__Brief__
Reproduce every item below word for word, omitting the pictures.

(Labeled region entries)

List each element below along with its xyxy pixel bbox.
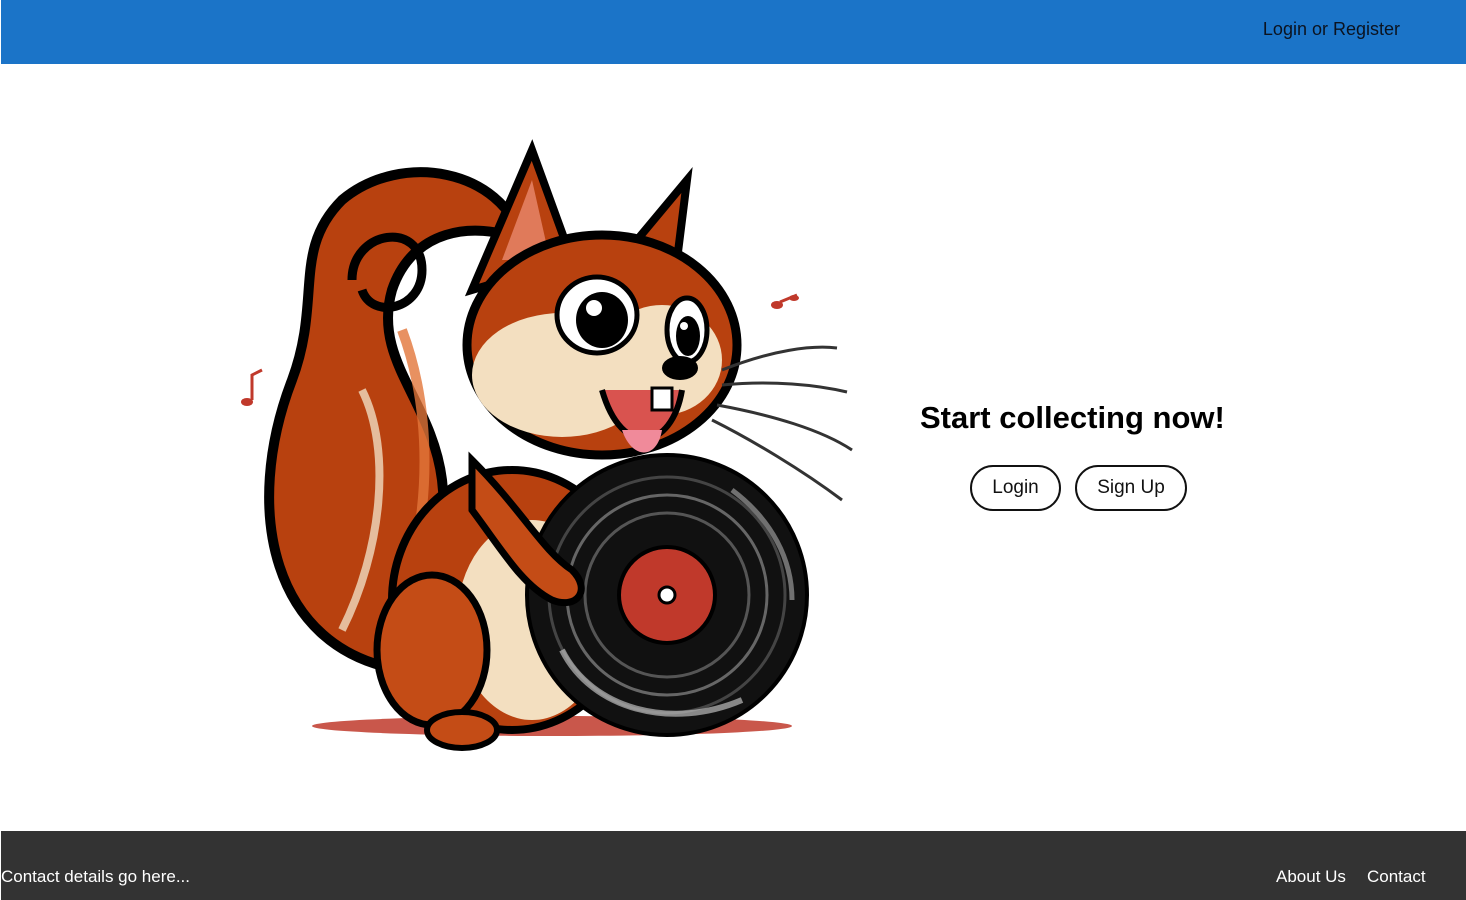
footer-about-us-link[interactable]: About Us [1276,867,1346,887]
cta-heading: Start collecting now! [920,400,1225,435]
squirrel-record-illustration [241,139,853,751]
footer-contact-link[interactable]: Contact [1367,867,1426,887]
footer: Contact details go here... About Us Cont… [1,831,1466,900]
signup-button[interactable]: Sign Up [1075,465,1187,511]
login-register-link[interactable]: Login or Register [1263,19,1400,40]
login-button[interactable]: Login [970,465,1061,511]
footer-contact-details: Contact details go here... [1,867,191,886]
top-navbar: Login or Register [1,0,1466,64]
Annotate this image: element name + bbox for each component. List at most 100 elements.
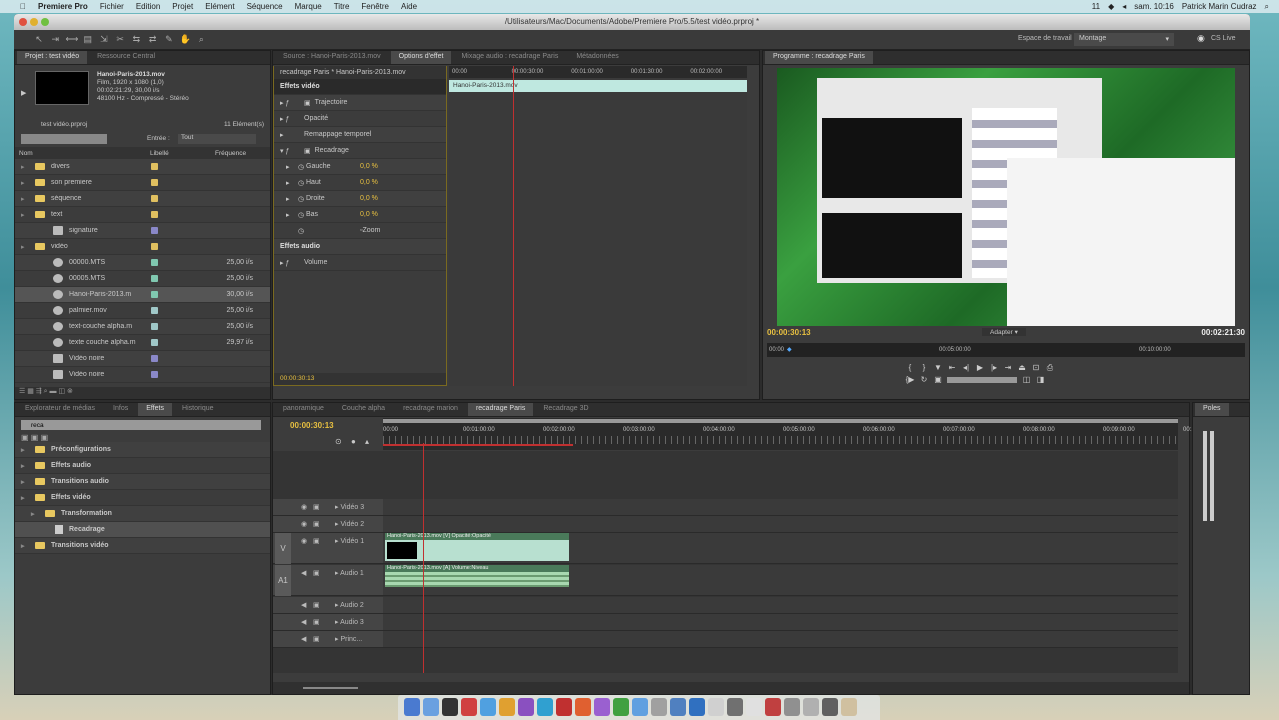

__Exercise output__
List each element below along with its xyxy pixel bbox.
footer-about-us-link[interactable]: About Us [1276,867,1346,887]
cta-heading: Start collecting now! [920,400,1225,435]
squirrel-record-illustration [241,139,853,751]
footer-contact-link[interactable]: Contact [1367,867,1426,887]
footer: Contact details go here... About Us Cont… [1,831,1466,900]
signup-button[interactable]: Sign Up [1075,465,1187,511]
login-register-link[interactable]: Login or Register [1263,19,1400,40]
login-button[interactable]: Login [970,465,1061,511]
footer-contact-details: Contact details go here... [1,867,191,886]
top-navbar: Login or Register [1,0,1466,64]
Annotate this image: element name + bbox for each component. List at most 100 elements.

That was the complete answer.